◆ **EXERCISE DIRECTIONS**:
Take every line from the listing below that includes "JSON" and copy it.

◆ **DATASET EXCERPTS**:

====

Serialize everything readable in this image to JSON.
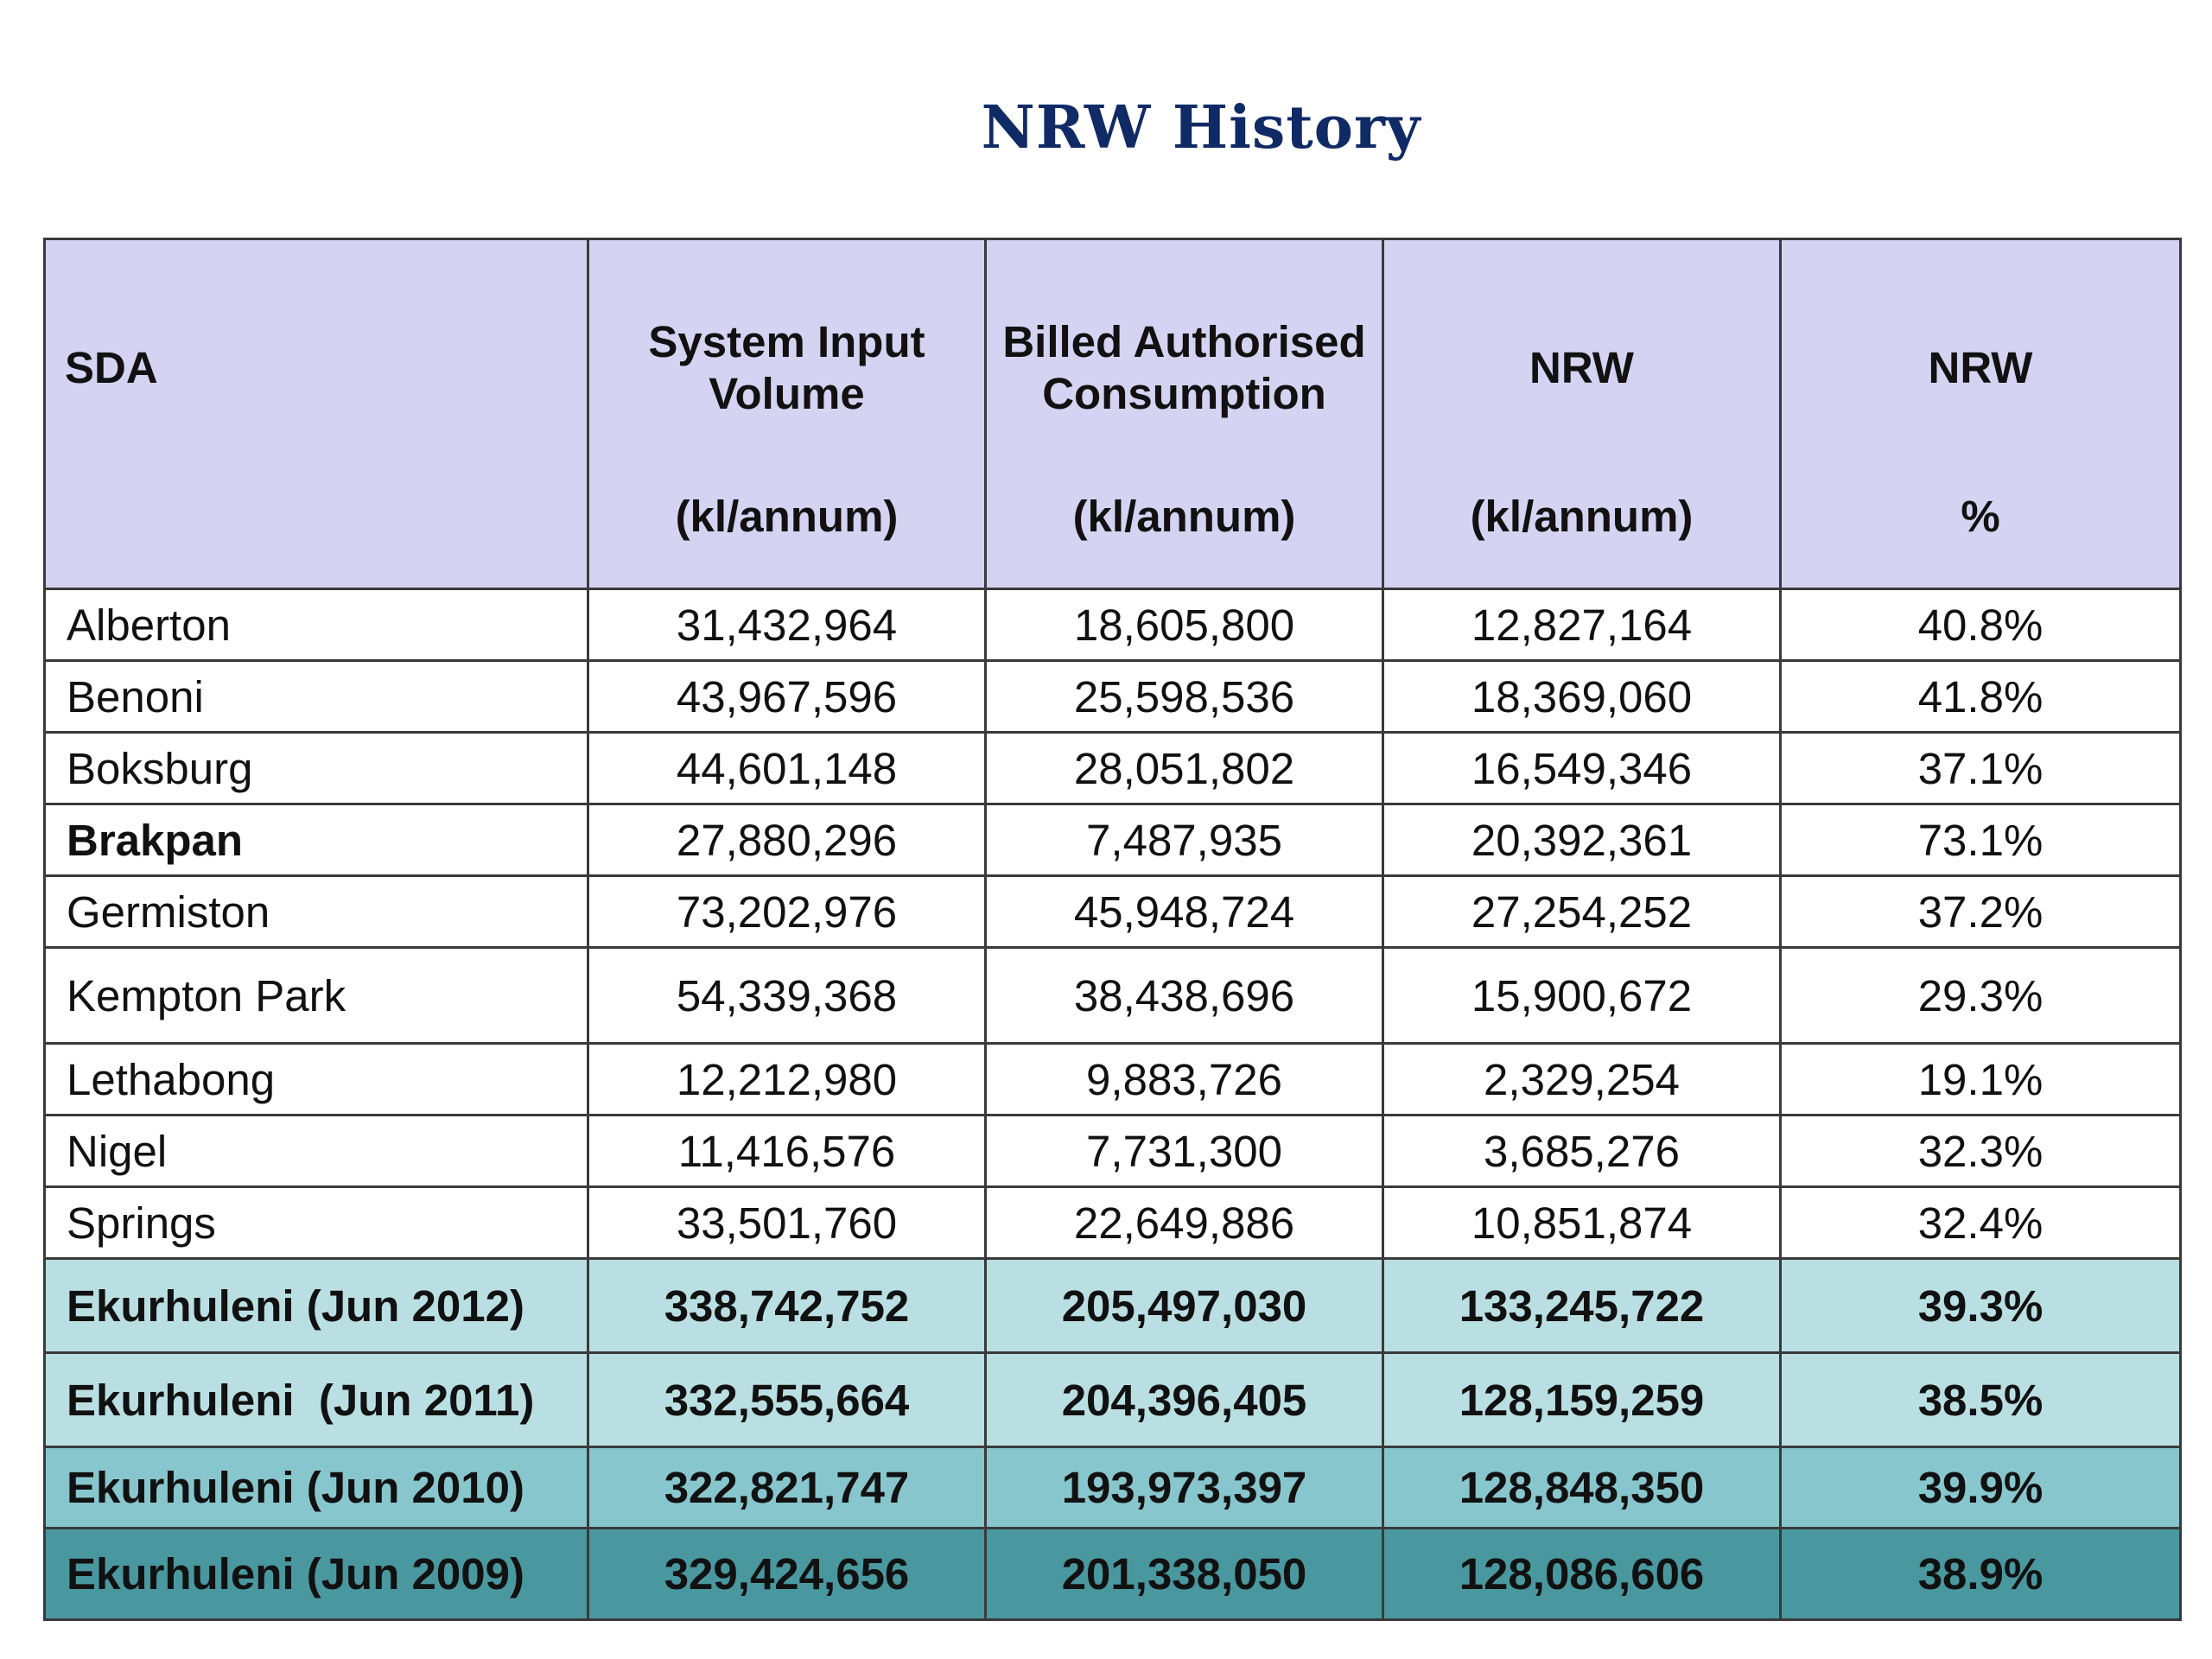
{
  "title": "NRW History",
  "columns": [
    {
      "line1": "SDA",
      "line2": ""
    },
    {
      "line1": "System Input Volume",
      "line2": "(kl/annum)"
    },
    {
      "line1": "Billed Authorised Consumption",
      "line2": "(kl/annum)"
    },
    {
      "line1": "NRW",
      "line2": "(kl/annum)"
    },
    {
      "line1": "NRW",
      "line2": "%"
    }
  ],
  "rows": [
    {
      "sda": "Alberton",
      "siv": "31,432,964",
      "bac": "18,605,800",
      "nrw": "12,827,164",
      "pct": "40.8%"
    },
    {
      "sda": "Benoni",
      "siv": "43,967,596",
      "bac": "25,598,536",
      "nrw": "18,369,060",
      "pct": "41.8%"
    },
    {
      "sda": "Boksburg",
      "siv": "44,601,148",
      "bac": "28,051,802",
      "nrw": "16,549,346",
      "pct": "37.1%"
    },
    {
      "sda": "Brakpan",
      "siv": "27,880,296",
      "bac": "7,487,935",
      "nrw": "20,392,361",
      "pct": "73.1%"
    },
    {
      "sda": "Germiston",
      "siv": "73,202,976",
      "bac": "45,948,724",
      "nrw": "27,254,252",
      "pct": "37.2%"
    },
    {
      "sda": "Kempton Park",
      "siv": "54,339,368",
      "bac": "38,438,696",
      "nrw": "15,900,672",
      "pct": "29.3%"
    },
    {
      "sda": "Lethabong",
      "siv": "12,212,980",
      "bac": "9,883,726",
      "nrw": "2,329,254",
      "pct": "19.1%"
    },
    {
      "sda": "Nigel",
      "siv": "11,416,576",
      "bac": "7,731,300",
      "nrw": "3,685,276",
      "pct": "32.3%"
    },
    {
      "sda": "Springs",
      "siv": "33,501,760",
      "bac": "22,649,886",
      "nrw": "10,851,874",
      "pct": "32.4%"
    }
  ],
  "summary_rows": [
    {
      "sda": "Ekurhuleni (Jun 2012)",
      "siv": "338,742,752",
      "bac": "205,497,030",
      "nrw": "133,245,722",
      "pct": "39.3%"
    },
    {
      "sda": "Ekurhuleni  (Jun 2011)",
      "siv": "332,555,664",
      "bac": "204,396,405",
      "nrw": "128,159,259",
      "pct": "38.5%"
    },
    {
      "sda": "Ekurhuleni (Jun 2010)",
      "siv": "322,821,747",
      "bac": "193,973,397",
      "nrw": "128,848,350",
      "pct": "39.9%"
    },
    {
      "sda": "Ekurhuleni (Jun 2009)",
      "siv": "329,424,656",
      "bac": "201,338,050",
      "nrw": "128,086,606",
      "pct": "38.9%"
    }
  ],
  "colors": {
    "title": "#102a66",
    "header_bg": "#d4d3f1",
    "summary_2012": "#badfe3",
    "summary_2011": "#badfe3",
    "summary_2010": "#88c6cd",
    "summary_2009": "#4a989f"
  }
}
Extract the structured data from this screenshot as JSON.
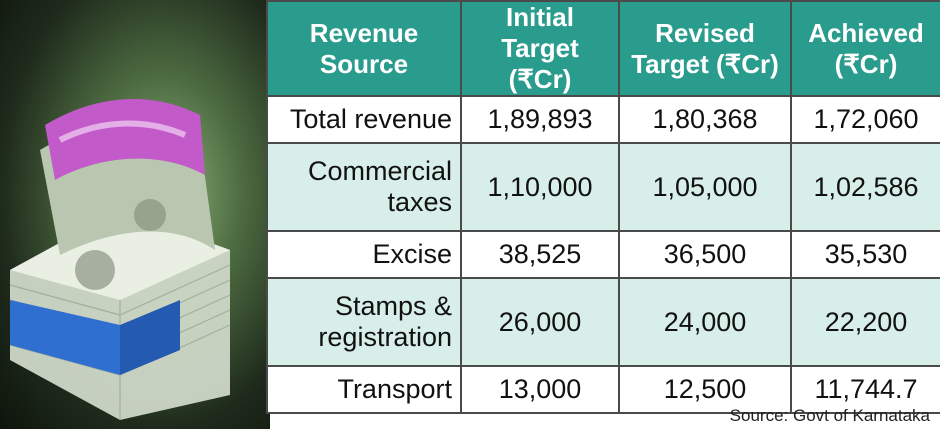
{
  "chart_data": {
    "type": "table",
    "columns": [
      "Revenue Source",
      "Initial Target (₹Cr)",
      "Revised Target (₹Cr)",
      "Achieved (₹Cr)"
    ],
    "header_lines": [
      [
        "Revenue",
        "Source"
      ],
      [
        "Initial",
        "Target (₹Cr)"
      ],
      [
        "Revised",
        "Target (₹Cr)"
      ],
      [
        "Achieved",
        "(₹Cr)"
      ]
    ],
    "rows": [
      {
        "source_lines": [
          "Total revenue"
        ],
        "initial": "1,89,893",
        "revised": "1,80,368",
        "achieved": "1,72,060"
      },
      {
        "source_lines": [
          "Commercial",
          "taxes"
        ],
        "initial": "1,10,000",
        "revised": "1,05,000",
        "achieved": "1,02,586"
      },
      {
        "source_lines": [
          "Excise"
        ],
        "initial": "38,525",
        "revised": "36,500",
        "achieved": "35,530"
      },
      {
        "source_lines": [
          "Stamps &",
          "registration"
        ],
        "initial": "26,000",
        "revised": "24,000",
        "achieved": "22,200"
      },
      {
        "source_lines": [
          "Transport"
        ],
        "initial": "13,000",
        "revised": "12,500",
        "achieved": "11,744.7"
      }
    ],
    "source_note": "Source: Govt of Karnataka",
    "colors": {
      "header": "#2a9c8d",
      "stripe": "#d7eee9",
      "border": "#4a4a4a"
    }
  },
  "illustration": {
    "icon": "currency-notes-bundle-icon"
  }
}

====

◆ **WORKED SOLUTION**:
Serialize everything readable in this image to JSON.
Extract the structured data from this screenshot as JSON.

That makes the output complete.